(A block of data)
========================================

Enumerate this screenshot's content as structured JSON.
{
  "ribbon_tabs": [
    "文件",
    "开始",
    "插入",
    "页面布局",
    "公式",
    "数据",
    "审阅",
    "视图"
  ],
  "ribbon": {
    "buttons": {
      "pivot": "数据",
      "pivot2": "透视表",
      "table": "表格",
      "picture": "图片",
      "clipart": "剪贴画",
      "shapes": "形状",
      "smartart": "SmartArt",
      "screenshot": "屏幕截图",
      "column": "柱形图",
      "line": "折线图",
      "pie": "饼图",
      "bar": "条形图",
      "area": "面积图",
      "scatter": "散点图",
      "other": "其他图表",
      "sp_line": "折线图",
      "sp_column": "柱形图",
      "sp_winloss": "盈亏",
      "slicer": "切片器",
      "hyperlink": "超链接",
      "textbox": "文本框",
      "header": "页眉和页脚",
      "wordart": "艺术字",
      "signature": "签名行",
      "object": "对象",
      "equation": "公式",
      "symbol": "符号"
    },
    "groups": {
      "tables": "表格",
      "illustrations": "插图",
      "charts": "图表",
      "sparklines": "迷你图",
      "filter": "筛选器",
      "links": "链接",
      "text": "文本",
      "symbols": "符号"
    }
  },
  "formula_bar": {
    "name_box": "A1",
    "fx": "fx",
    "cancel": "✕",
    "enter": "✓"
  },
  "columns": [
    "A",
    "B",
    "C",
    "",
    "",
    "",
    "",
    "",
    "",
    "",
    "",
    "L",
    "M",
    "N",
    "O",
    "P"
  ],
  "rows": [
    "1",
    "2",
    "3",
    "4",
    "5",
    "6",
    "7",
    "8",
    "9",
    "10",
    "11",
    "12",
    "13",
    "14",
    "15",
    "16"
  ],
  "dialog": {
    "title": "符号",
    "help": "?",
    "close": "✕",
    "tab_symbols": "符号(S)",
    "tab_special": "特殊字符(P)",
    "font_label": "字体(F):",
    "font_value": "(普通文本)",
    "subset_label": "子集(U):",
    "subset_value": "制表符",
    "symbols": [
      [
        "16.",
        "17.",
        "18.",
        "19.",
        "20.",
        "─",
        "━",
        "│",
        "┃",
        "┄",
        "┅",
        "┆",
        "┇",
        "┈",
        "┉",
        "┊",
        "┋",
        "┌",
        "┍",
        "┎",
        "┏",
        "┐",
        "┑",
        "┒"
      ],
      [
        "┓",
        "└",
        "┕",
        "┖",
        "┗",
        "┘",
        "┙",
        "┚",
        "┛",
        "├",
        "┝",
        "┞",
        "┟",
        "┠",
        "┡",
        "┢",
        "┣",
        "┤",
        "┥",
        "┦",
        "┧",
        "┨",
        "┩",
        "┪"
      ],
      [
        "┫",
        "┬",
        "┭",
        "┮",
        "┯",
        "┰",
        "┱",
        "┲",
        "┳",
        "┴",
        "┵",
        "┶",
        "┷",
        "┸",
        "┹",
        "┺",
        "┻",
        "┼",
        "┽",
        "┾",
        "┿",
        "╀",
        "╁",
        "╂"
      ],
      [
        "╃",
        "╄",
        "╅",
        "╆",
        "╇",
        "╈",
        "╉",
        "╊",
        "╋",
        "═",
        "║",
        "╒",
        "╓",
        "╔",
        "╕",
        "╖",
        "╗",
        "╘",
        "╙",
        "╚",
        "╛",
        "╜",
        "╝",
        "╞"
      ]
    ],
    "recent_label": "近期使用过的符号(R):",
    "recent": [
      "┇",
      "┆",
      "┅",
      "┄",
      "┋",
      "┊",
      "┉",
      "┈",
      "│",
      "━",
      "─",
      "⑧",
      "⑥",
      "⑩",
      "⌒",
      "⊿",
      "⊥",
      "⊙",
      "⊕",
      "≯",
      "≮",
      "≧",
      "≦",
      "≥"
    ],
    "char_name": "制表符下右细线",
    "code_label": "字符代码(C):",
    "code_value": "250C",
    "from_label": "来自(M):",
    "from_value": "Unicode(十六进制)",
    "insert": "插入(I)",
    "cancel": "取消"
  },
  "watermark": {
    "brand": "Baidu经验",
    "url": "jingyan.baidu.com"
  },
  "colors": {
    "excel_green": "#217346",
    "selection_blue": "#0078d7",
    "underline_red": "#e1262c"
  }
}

========================================

== Task requirements ==
Quote all the records. Keep every word exact.

== Written response ==
Enumerate this screenshot's content as structured JSON.
{
  "ribbon_tabs": [
    "文件",
    "开始",
    "插入",
    "页面布局",
    "公式",
    "数据",
    "审阅",
    "视图"
  ],
  "ribbon": {
    "buttons": {
      "pivot": "数据",
      "pivot2": "透视表",
      "table": "表格",
      "picture": "图片",
      "clipart": "剪贴画",
      "shapes": "形状",
      "smartart": "SmartArt",
      "screenshot": "屏幕截图",
      "column": "柱形图",
      "line": "折线图",
      "pie": "饼图",
      "bar": "条形图",
      "area": "面积图",
      "scatter": "散点图",
      "other": "其他图表",
      "sp_line": "折线图",
      "sp_column": "柱形图",
      "sp_winloss": "盈亏",
      "slicer": "切片器",
      "hyperlink": "超链接",
      "textbox": "文本框",
      "header": "页眉和页脚",
      "wordart": "艺术字",
      "signature": "签名行",
      "object": "对象",
      "equation": "公式",
      "symbol": "符号"
    },
    "groups": {
      "tables": "表格",
      "illustrations": "插图",
      "charts": "图表",
      "sparklines": "迷你图",
      "filter": "筛选器",
      "links": "链接",
      "text": "文本",
      "symbols": "符号"
    }
  },
  "formula_bar": {
    "name_box": "A1",
    "fx": "fx",
    "cancel": "✕",
    "enter": "✓"
  },
  "columns": [
    "A",
    "B",
    "C",
    "",
    "",
    "",
    "",
    "",
    "",
    "",
    "",
    "L",
    "M",
    "N",
    "O",
    "P"
  ],
  "rows": [
    "1",
    "2",
    "3",
    "4",
    "5",
    "6",
    "7",
    "8",
    "9",
    "10",
    "11",
    "12",
    "13",
    "14",
    "15",
    "16"
  ],
  "dialog": {
    "title": "符号",
    "help": "?",
    "close": "✕",
    "tab_symbols": "符号(S)",
    "tab_special": "特殊字符(P)",
    "font_label": "字体(F):",
    "font_value": "(普通文本)",
    "subset_label": "子集(U):",
    "subset_value": "制表符",
    "symbols": [
      [
        "16.",
        "17.",
        "18.",
        "19.",
        "20.",
        "─",
        "━",
        "│",
        "┃",
        "┄",
        "┅",
        "┆",
        "┇",
        "┈",
        "┉",
        "┊",
        "┋",
        "┌",
        "┍",
        "┎",
        "┏",
        "┐",
        "┑",
        "┒"
      ],
      [
        "┓",
        "└",
        "┕",
        "┖",
        "┗",
        "┘",
        "┙",
        "┚",
        "┛",
        "├",
        "┝",
        "┞",
        "┟",
        "┠",
        "┡",
        "┢",
        "┣",
        "┤",
        "┥",
        "┦",
        "┧",
        "┨",
        "┩",
        "┪"
      ],
      [
        "┫",
        "┬",
        "┭",
        "┮",
        "┯",
        "┰",
        "┱",
        "┲",
        "┳",
        "┴",
        "┵",
        "┶",
        "┷",
        "┸",
        "┹",
        "┺",
        "┻",
        "┼",
        "┽",
        "┾",
        "┿",
        "╀",
        "╁",
        "╂"
      ],
      [
        "╃",
        "╄",
        "╅",
        "╆",
        "╇",
        "╈",
        "╉",
        "╊",
        "╋",
        "═",
        "║",
        "╒",
        "╓",
        "╔",
        "╕",
        "╖",
        "╗",
        "╘",
        "╙",
        "╚",
        "╛",
        "╜",
        "╝",
        "╞"
      ]
    ],
    "recent_label": "近期使用过的符号(R):",
    "recent": [
      "┇",
      "┆",
      "┅",
      "┄",
      "┋",
      "┊",
      "┉",
      "┈",
      "│",
      "━",
      "─",
      "⑧",
      "⑥",
      "⑩",
      "⌒",
      "⊿",
      "⊥",
      "⊙",
      "⊕",
      "≯",
      "≮",
      "≧",
      "≦",
      "≥"
    ],
    "char_name": "制表符下右细线",
    "code_label": "字符代码(C):",
    "code_value": "250C",
    "from_label": "来自(M):",
    "from_value": "Unicode(十六进制)",
    "insert": "插入(I)",
    "cancel": "取消"
  },
  "watermark": {
    "brand": "Baidu经验",
    "url": "jingyan.baidu.com"
  },
  "colors": {
    "excel_green": "#217346",
    "selection_blue": "#0078d7",
    "underline_red": "#e1262c"
  }
}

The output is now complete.